Exercise description
Copy every line in which the string "había" occurs.

···

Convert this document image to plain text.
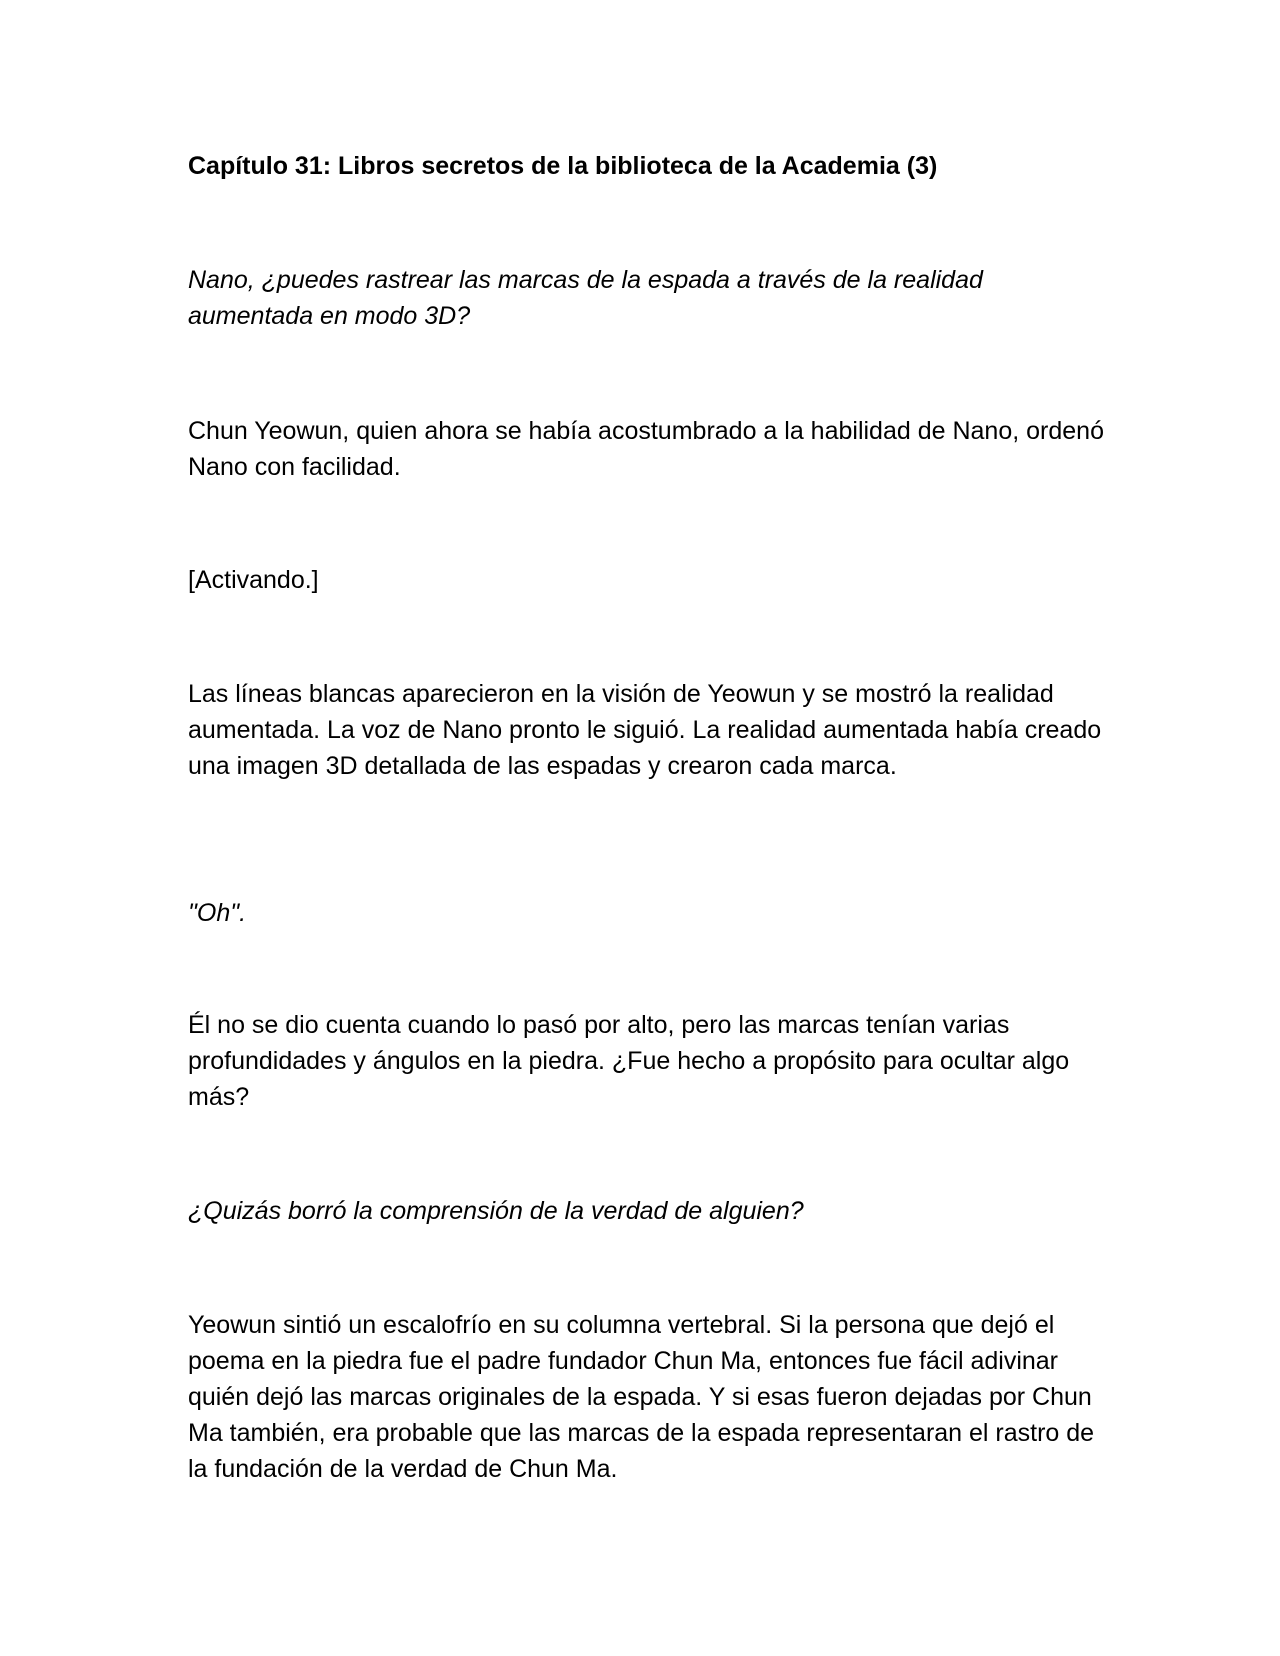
Capítulo 31: Libros secretos de la biblioteca de la Academia (3)

Nano, ¿puedes rastrear las marcas de la espada a través de la realidad aumentada en modo 3D?

Chun Yeowun, quien ahora se había acostumbrado a la habilidad de Nano, ordenó Nano con facilidad.

[Activando.]

Las líneas blancas aparecieron en la visión de Yeowun y se mostró la realidad aumentada. La voz de Nano pronto le siguió. La realidad aumentada había creado una imagen 3D detallada de las espadas y crearon cada marca.

"Oh".

Él no se dio cuenta cuando lo pasó por alto, pero las marcas tenían varias profundidades y ángulos en la piedra. ¿Fue hecho a propósito para ocultar algo más?

¿Quizás borró la comprensión de la verdad de alguien?

Yeowun sintió un escalofrío en su columna vertebral. Si la persona que dejó el poema en la piedra fue el padre fundador Chun Ma, entonces fue fácil adivinar quién dejó las marcas originales de la espada. Y si esas fueron dejadas por Chun Ma también, era probable que las marcas de la espada representaran el rastro de la fundación de la verdad de Chun Ma.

···

Solution
Chun Yeowun, quien ahora se había acostumbrado a la habilidad de Nano, ordenó Nano con facilidad.
Las líneas blancas aparecieron en la visión de Yeowun y se mostró la realidad aumentada. La voz de Nano pronto le siguió. La realidad aumentada había creado una imagen 3D detallada de las espadas y crearon cada marca.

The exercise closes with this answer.